Using the information:
**A.** Using the Henry Friedman passage, say whether each statement agrees with it: (i) Thomas McCarthy was committed for trial at the Thames Police Court. (ii) The stolen watch and chain were valued at £50. (iii) McCarthy was caught still holding the watch. Give yes or no for each, with the deciding words of the passage quoted exactly.
**B.** Carry on writing the Henry Friedman passage, starting after its last sentence.

Document extract:
*** Block opens ***

In 1894 when Henry featured in another newspaper story, this time in the Coventry Evening Telegraph  of  23 February, he seemed to have given up on the Earl of Essex and was landlord of the Priory Tavern in Bromley-by-bow;

CAUGHT RED -HANDED. At the Thames Police Court Thomas McCarthy was committed for trial on the charge of stealing a watch and part of a gold chain, value £30, the property of Henry Friedman, of the "Priory" Tavern, Bromley. When the prosecutor was closing his house the defendant came up and snatched at his watch chain, getting the watch and part of the chain. He was caught after having put the watch on a window sill.

In May 1896 in was Arthur, Henry’s son, who was making headlines, in the South Wales Echo. Surely this exploit made Henry feel uncomfortable in recalling the death of 15 year old Elizabeth Moore almost 30 years earlier.

*** Block closes ***

Excerpted records:
*** Block opens ***

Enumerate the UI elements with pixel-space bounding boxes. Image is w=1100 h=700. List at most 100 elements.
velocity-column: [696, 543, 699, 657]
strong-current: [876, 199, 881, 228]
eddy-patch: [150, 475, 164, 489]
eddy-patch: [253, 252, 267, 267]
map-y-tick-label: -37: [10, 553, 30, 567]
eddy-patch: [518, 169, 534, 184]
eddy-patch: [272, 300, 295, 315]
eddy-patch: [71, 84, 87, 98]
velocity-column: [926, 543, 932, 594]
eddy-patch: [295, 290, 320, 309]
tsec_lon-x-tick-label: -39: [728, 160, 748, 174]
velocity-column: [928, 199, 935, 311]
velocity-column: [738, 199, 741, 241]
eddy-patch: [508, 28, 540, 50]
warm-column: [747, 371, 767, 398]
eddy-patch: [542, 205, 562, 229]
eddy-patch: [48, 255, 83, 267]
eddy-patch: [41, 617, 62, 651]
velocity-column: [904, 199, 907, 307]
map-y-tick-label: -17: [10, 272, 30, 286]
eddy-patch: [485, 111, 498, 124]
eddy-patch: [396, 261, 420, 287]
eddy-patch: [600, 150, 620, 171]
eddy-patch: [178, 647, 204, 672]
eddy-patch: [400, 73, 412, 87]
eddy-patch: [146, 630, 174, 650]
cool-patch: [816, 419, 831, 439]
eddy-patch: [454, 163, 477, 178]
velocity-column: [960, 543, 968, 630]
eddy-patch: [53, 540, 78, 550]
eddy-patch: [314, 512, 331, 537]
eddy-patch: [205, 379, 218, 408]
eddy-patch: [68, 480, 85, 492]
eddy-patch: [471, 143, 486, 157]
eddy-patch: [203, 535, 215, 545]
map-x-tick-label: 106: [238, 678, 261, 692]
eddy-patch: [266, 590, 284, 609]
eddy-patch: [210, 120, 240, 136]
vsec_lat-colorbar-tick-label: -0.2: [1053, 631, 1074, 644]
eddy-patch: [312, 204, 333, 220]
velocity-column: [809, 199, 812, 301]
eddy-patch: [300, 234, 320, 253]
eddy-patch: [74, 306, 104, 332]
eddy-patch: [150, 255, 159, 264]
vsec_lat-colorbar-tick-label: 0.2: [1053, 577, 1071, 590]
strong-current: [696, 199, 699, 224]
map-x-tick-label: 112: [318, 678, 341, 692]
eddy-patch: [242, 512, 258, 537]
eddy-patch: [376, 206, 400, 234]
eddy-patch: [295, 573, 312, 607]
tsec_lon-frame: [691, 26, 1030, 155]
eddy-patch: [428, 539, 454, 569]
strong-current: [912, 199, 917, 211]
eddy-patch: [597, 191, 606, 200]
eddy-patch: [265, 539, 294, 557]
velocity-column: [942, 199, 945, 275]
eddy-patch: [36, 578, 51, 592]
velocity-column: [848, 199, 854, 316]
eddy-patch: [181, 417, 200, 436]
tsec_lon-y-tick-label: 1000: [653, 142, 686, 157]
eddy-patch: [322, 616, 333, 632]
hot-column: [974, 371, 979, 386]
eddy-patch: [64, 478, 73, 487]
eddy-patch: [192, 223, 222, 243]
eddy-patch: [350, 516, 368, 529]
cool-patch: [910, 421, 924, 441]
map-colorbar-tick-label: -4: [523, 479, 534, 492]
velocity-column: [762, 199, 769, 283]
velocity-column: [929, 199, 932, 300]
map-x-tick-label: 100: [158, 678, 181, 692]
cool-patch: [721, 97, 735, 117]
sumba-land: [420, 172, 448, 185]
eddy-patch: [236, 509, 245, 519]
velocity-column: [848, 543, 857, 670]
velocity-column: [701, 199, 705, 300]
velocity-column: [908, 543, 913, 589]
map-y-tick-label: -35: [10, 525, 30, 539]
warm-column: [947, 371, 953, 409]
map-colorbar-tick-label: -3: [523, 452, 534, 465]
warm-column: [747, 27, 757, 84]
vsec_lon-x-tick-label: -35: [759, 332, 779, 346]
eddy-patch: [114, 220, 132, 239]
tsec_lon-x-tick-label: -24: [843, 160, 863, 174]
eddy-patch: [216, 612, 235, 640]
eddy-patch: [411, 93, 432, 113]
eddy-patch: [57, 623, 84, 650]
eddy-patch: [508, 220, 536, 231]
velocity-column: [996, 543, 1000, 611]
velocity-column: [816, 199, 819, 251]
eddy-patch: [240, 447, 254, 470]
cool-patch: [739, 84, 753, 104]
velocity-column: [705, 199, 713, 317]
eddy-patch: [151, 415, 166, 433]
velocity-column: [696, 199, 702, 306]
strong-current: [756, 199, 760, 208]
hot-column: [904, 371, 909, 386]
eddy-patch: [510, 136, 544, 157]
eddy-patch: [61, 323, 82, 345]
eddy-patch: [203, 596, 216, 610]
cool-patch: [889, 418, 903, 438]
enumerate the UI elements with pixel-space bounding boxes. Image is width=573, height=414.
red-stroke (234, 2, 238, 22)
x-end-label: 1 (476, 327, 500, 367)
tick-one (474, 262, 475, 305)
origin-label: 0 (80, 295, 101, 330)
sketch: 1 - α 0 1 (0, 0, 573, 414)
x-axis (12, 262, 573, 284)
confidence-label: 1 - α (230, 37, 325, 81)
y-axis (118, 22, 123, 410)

*** Block closes ***

Exercise responses:
**A.**
(i) Yes: "At the Thames Police Court Thomas McCarthy was committed for trial"
(ii) No: "value £30"
(iii) No: "He was caught after having put the watch on a window sill."

**B.**
AN ILL-TIMED ATTEMPT AT SUICIDE -No Train Due for Twenty Minutes.  Arthur Edward Friedmann (27), a clerk, of second-avenue, Manor Park, was charged yesterday at the Stratford Police Court on remand of attempting to commit suicide. The evidence last week was that at 11 40 am on April 28th, the prisoner was at St. James's-s tree t Station, Walthamstow, with a Young lady, and suddenly he jumped on the line, lay down, and put his head on the metal rails of the down line.  Clark, the foreman porter, ran out to the prisoner, who, when lifted up, said, “Leave me alone I'm all right." At the station he said it was all through his girl. He was sober, but had been drinking. The young woman referred to, a Miss Emily Poplar, was now called on subpoena, and said that she was with the prisoner. She said he did not say what he intended doing, but she saw him get down and put his head on the metals. They had had as a little disagreement. —Mr E. R. Cook (chairman): You had a lovers’ quarrel, and he left you and did that? The witness Replied in the affirmative, and added that she knew that the prisoner was subject to fits, and a quantity of liquor made him excited. Mr O. C. Sharman, who appeared for the prisoner, said that no train was due for 20 minutes, and therefore in law there was no attempt to commit felony. The prisoner's friends were present, and would undertake to take charge of the prisoner, who had signed the pledge. The Bench told the prisoner that he had acted very foolishly, And after a further caution as to the future discharged him.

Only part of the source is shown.